Records for this exercise:
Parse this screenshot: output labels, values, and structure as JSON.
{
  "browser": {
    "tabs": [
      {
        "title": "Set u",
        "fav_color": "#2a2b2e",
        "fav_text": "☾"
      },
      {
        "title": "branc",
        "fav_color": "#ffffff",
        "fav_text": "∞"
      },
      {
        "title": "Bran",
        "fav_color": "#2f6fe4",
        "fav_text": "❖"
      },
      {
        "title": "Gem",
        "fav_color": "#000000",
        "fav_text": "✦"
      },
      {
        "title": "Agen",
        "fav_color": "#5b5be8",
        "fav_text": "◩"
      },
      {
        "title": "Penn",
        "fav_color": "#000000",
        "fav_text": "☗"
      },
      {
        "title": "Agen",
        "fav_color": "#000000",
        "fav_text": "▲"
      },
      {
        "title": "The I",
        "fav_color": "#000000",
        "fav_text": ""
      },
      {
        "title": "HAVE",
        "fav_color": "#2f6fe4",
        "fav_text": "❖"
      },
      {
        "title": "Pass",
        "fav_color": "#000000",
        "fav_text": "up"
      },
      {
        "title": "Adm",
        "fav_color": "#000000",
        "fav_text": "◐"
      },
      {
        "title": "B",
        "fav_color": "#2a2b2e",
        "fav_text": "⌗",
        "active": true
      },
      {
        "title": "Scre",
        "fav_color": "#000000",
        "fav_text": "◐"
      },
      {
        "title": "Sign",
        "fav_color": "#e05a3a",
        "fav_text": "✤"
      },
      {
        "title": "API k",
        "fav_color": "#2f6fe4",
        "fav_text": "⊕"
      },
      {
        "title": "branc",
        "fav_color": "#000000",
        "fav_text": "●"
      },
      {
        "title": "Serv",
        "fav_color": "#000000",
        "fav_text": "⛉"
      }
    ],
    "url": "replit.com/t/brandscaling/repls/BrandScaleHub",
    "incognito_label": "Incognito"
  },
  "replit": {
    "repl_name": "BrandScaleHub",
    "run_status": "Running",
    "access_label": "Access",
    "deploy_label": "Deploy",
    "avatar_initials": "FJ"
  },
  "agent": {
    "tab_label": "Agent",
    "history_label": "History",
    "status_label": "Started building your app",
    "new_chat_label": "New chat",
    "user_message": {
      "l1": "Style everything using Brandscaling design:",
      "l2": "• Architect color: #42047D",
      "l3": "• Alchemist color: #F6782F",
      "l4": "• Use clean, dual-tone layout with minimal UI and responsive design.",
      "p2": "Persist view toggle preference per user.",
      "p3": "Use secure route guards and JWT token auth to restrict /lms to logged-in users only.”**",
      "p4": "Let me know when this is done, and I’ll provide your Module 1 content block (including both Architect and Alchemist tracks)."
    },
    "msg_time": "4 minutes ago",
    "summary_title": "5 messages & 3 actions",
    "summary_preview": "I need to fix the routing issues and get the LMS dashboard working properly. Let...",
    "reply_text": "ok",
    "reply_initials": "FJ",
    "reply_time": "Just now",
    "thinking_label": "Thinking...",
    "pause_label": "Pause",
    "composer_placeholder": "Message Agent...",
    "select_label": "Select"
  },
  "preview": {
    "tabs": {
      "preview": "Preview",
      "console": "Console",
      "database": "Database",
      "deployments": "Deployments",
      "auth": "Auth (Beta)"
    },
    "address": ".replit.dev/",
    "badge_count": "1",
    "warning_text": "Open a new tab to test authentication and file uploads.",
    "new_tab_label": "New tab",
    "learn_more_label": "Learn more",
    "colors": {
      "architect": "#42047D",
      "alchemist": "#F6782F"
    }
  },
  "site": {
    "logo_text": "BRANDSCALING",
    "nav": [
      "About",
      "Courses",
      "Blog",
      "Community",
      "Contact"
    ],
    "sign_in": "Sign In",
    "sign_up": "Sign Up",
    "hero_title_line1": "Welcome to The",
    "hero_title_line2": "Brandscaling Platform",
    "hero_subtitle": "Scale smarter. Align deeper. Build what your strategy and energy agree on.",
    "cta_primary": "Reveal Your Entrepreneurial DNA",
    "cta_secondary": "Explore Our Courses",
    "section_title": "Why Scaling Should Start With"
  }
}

What you are asked to do: Give the material above again, word for word.

Task answer:
Parse this screenshot: output labels, values, and structure as JSON.
{
  "browser": {
    "tabs": [
      {
        "title": "Set u",
        "fav_color": "#2a2b2e",
        "fav_text": "☾"
      },
      {
        "title": "branc",
        "fav_color": "#ffffff",
        "fav_text": "∞"
      },
      {
        "title": "Bran",
        "fav_color": "#2f6fe4",
        "fav_text": "❖"
      },
      {
        "title": "Gem",
        "fav_color": "#000000",
        "fav_text": "✦"
      },
      {
        "title": "Agen",
        "fav_color": "#5b5be8",
        "fav_text": "◩"
      },
      {
        "title": "Penn",
        "fav_color": "#000000",
        "fav_text": "☗"
      },
      {
        "title": "Agen",
        "fav_color": "#000000",
        "fav_text": "▲"
      },
      {
        "title": "The I",
        "fav_color": "#000000",
        "fav_text": ""
      },
      {
        "title": "HAVE",
        "fav_color": "#2f6fe4",
        "fav_text": "❖"
      },
      {
        "title": "Pass",
        "fav_color": "#000000",
        "fav_text": "up"
      },
      {
        "title": "Adm",
        "fav_color": "#000000",
        "fav_text": "◐"
      },
      {
        "title": "B",
        "fav_color": "#2a2b2e",
        "fav_text": "⌗",
        "active": true
      },
      {
        "title": "Scre",
        "fav_color": "#000000",
        "fav_text": "◐"
      },
      {
        "title": "Sign",
        "fav_color": "#e05a3a",
        "fav_text": "✤"
      },
      {
        "title": "API k",
        "fav_color": "#2f6fe4",
        "fav_text": "⊕"
      },
      {
        "title": "branc",
        "fav_color": "#000000",
        "fav_text": "●"
      },
      {
        "title": "Serv",
        "fav_color": "#000000",
        "fav_text": "⛉"
      }
    ],
    "url": "replit.com/t/brandscaling/repls/BrandScaleHub",
    "incognito_label": "Incognito"
  },
  "replit": {
    "repl_name": "BrandScaleHub",
    "run_status": "Running",
    "access_label": "Access",
    "deploy_label": "Deploy",
    "avatar_initials": "FJ"
  },
  "agent": {
    "tab_label": "Agent",
    "history_label": "History",
    "status_label": "Started building your app",
    "new_chat_label": "New chat",
    "user_message": {
      "l1": "Style everything using Brandscaling design:",
      "l2": "• Architect color: #42047D",
      "l3": "• Alchemist color: #F6782F",
      "l4": "• Use clean, dual-tone layout with minimal UI and responsive design.",
      "p2": "Persist view toggle preference per user.",
      "p3": "Use secure route guards and JWT token auth to restrict /lms to logged-in users only.”**",
      "p4": "Let me know when this is done, and I’ll provide your Module 1 content block (including both Architect and Alchemist tracks)."
    },
    "msg_time": "4 minutes ago",
    "summary_title": "5 messages & 3 actions",
    "summary_preview": "I need to fix the routing issues and get the LMS dashboard working properly. Let...",
    "reply_text": "ok",
    "reply_initials": "FJ",
    "reply_time": "Just now",
    "thinking_label": "Thinking...",
    "pause_label": "Pause",
    "composer_placeholder": "Message Agent...",
    "select_label": "Select"
  },
  "preview": {
    "tabs": {
      "preview": "Preview",
      "console": "Console",
      "database": "Database",
      "deployments": "Deployments",
      "auth": "Auth (Beta)"
    },
    "address": ".replit.dev/",
    "badge_count": "1",
    "warning_text": "Open a new tab to test authentication and file uploads.",
    "new_tab_label": "New tab",
    "learn_more_label": "Learn more",
    "colors": {
      "architect": "#42047D",
      "alchemist": "#F6782F"
    }
  },
  "site": {
    "logo_text": "BRANDSCALING",
    "nav": [
      "About",
      "Courses",
      "Blog",
      "Community",
      "Contact"
    ],
    "sign_in": "Sign In",
    "sign_up": "Sign Up",
    "hero_title_line1": "Welcome to The",
    "hero_title_line2": "Brandscaling Platform",
    "hero_subtitle": "Scale smarter. Align deeper. Build what your strategy and energy agree on.",
    "cta_primary": "Reveal Your Entrepreneurial DNA",
    "cta_secondary": "Explore Our Courses",
    "section_title": "Why Scaling Should Start With"
  }
}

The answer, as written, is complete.